● **What is asked**
All lines below must be repeated exactly, with the pictures omitted.

Collected data entries:
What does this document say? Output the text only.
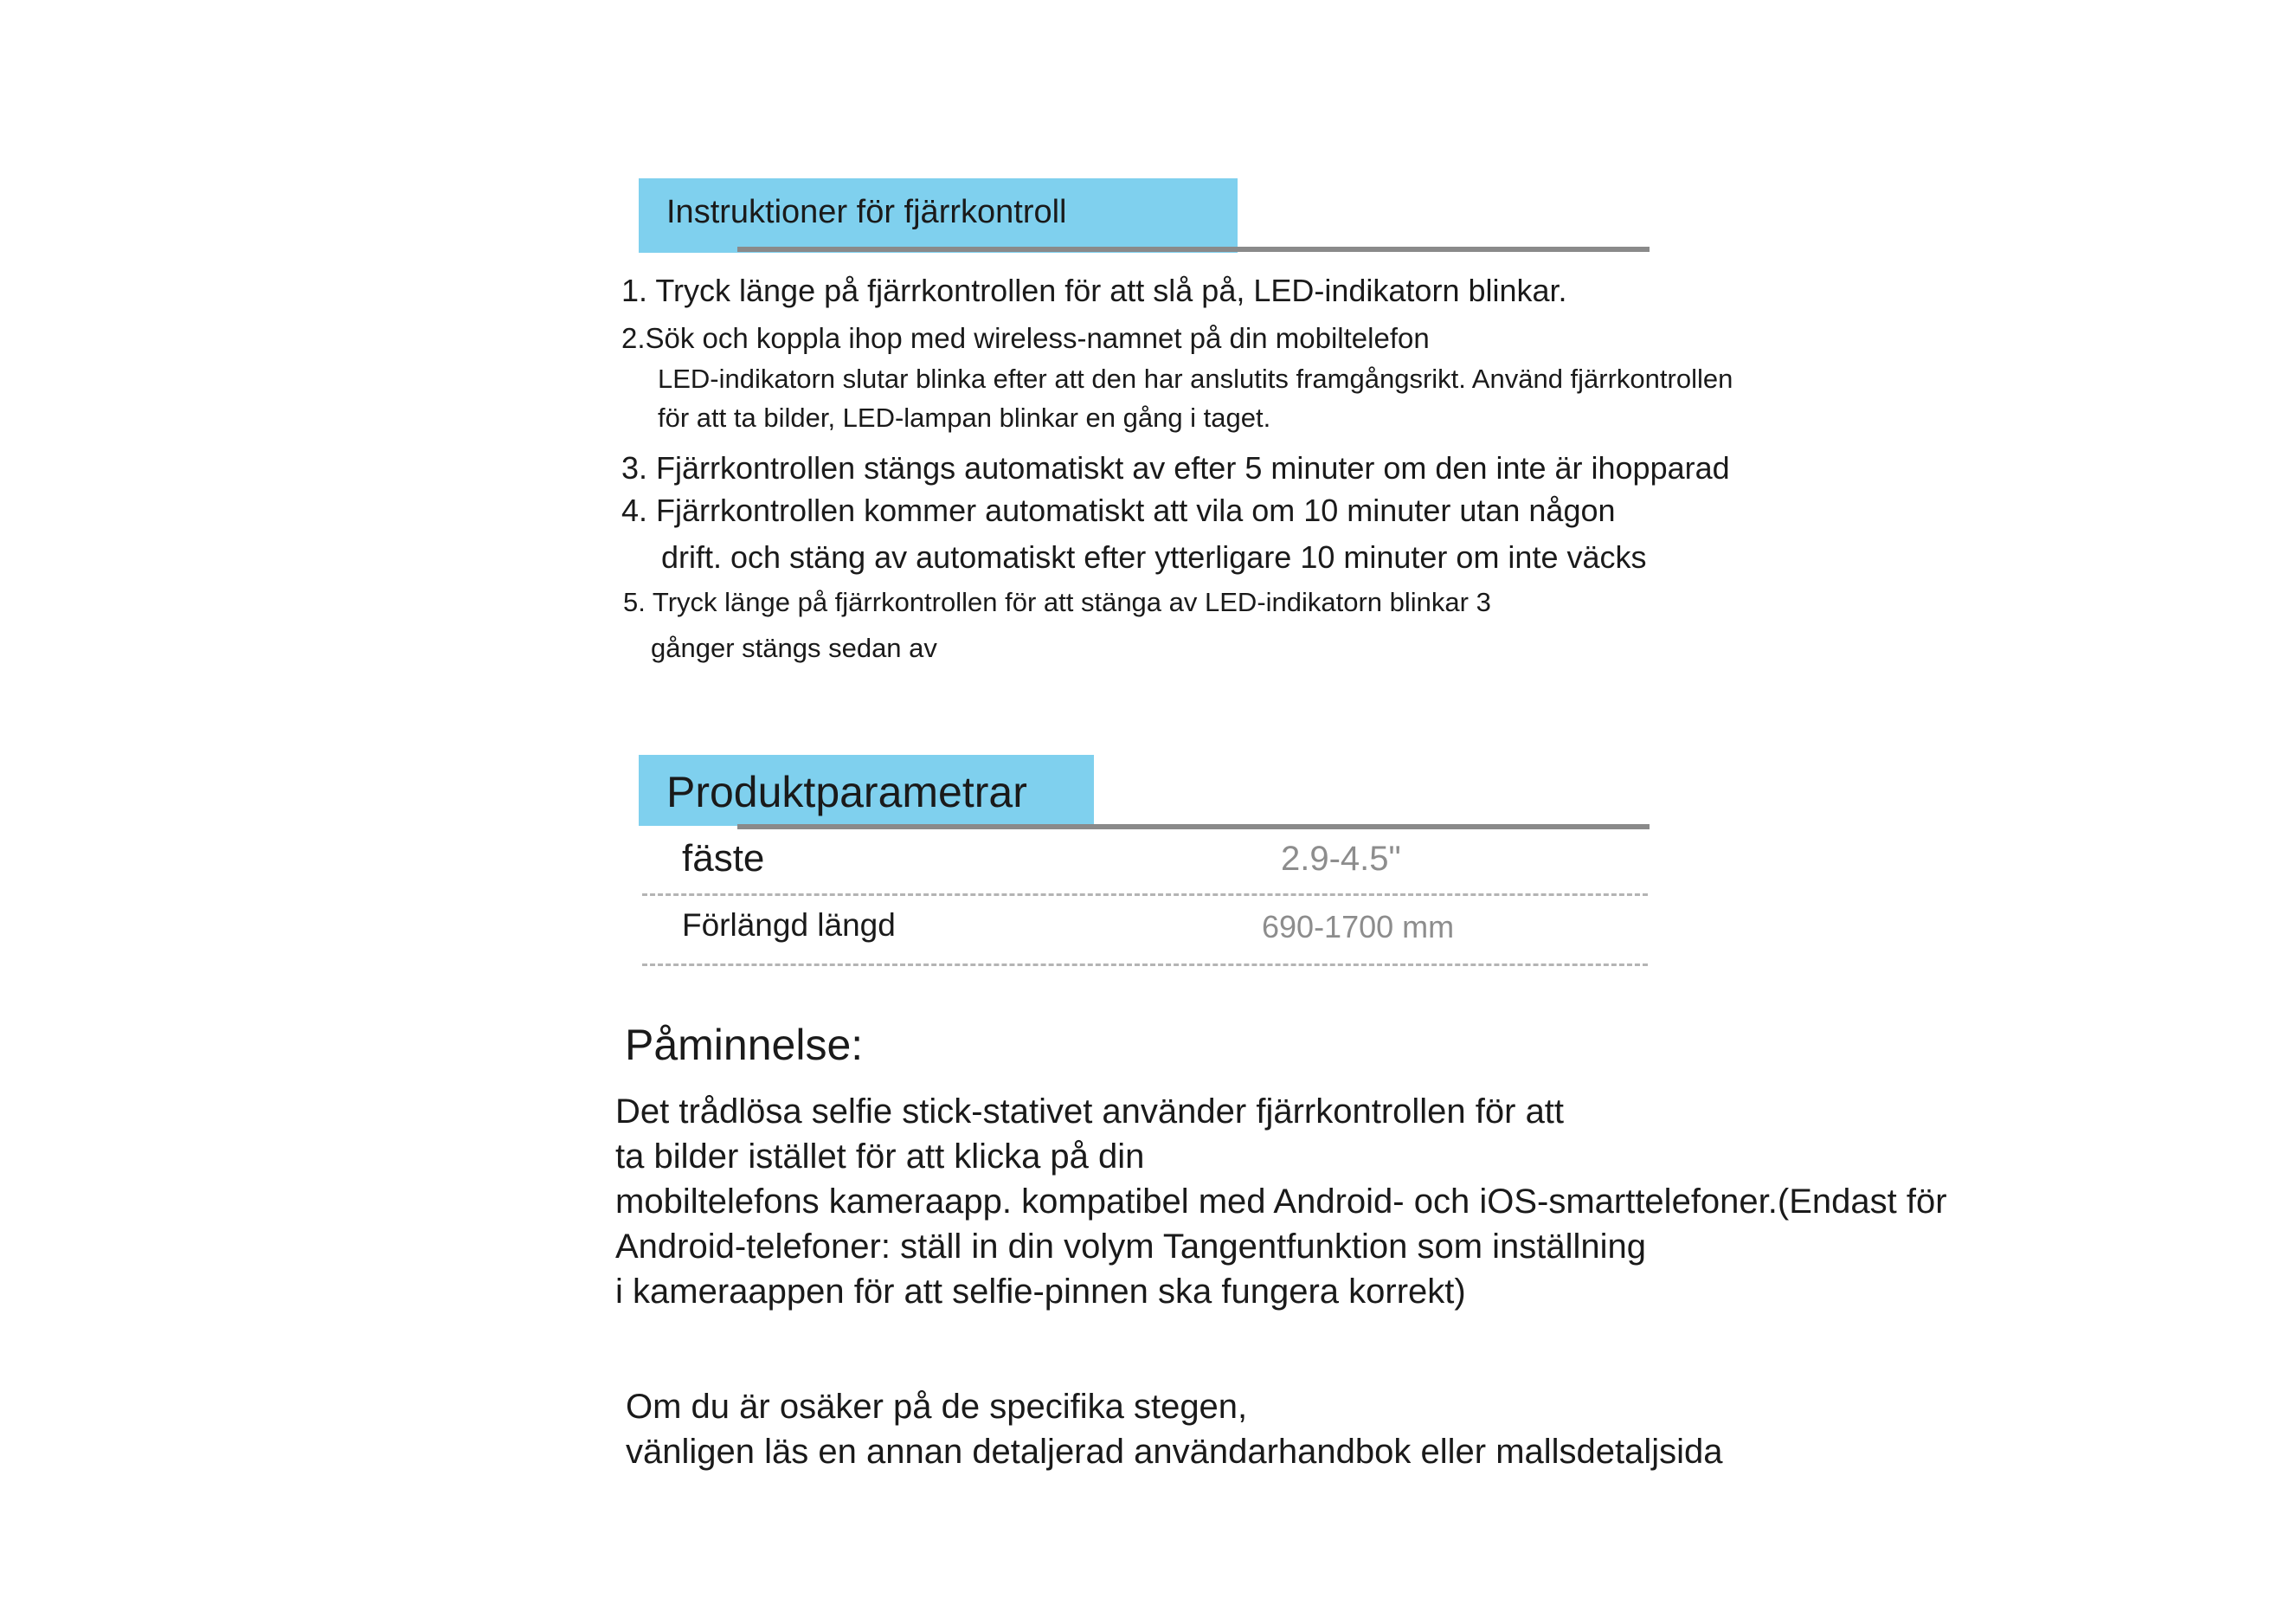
Instruktioner för fjärrkontroll
1. Tryck länge på fjärrkontrollen för att slå på, LED-indikatorn blinkar.
2.Sök och koppla ihop med wireless-namnet på din mobiltelefon
LED-indikatorn slutar blinka efter att den har anslutits framgångsrikt. Använd fjärrkontrollen
för att ta bilder, LED-lampan blinkar en gång i taget.
3. Fjärrkontrollen stängs automatiskt av efter 5 minuter om den inte är ihopparad
4. Fjärrkontrollen kommer automatiskt att vila om 10 minuter utan någon
drift. och stäng av automatiskt efter ytterligare 10 minuter om inte väcks
5. Tryck länge på fjärrkontrollen för att stänga av LED-indikatorn blinkar 3
gånger stängs sedan av
Produktparametrar
fäste	2.9-4.5"
Förlängd längd	690-1700 mm
Påminnelse:
Det trådlösa selfie stick-stativet använder fjärrkontrollen för att
ta bilder istället för att klicka på din
mobiltelefons kameraapp. kompatibel med Android- och iOS-smarttelefoner.(Endast för
Android-telefoner: ställ in din volym Tangentfunktion som inställning
i kameraappen för att selfie-pinnen ska fungera korrekt)
Om du är osäker på de specifika stegen,
vänligen läs en annan detaljerad användarhandbok eller mallsdetaljsida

● **Solution**
What does this document say? Output the text only.
Instruktioner för fjärrkontroll
1. Tryck länge på fjärrkontrollen för att slå på, LED-indikatorn blinkar.
2.Sök och koppla ihop med wireless-namnet på din mobiltelefon
LED-indikatorn slutar blinka efter att den har anslutits framgångsrikt. Använd fjärrkontrollen
för att ta bilder, LED-lampan blinkar en gång i taget.
3. Fjärrkontrollen stängs automatiskt av efter 5 minuter om den inte är ihopparad
4. Fjärrkontrollen kommer automatiskt att vila om 10 minuter utan någon
drift. och stäng av automatiskt efter ytterligare 10 minuter om inte väcks
5. Tryck länge på fjärrkontrollen för att stänga av LED-indikatorn blinkar 3
gånger stängs sedan av
Produktparametrar
fäste	2.9-4.5"
Förlängd längd	690-1700 mm
Påminnelse:
Det trådlösa selfie stick-stativet använder fjärrkontrollen för att
ta bilder istället för att klicka på din
mobiltelefons kameraapp. kompatibel med Android- och iOS-smarttelefoner.(Endast för
Android-telefoner: ställ in din volym Tangentfunktion som inställning
i kameraappen för att selfie-pinnen ska fungera korrekt)
Om du är osäker på de specifika stegen,
vänligen läs en annan detaljerad användarhandbok eller mallsdetaljsida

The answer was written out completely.